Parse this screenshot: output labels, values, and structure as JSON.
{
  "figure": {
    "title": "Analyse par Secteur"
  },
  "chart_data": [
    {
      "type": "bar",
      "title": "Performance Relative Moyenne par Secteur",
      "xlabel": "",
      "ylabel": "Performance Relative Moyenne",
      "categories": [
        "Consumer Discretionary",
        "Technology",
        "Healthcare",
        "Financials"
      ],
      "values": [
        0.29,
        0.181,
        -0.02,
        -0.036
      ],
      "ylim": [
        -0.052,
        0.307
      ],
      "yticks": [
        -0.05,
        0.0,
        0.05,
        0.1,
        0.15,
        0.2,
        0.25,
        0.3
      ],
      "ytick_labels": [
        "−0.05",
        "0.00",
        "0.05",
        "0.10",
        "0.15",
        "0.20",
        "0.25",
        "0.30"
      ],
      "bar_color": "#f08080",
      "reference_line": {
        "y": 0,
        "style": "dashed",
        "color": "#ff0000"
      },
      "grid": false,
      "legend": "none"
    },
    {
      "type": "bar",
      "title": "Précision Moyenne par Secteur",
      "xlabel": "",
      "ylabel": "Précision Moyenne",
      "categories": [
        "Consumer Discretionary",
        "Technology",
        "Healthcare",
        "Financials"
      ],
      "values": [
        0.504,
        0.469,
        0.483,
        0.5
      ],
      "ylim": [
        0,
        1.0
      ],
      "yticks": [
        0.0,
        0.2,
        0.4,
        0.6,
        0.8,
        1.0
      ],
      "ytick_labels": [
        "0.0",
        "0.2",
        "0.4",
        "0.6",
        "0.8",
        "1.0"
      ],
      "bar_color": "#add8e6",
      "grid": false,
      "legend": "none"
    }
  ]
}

----

EXERCISE TASK
Give the count of lines in the listing that hold the word "Moyenne", with no other text.

RESPONSE TO THE TASK
4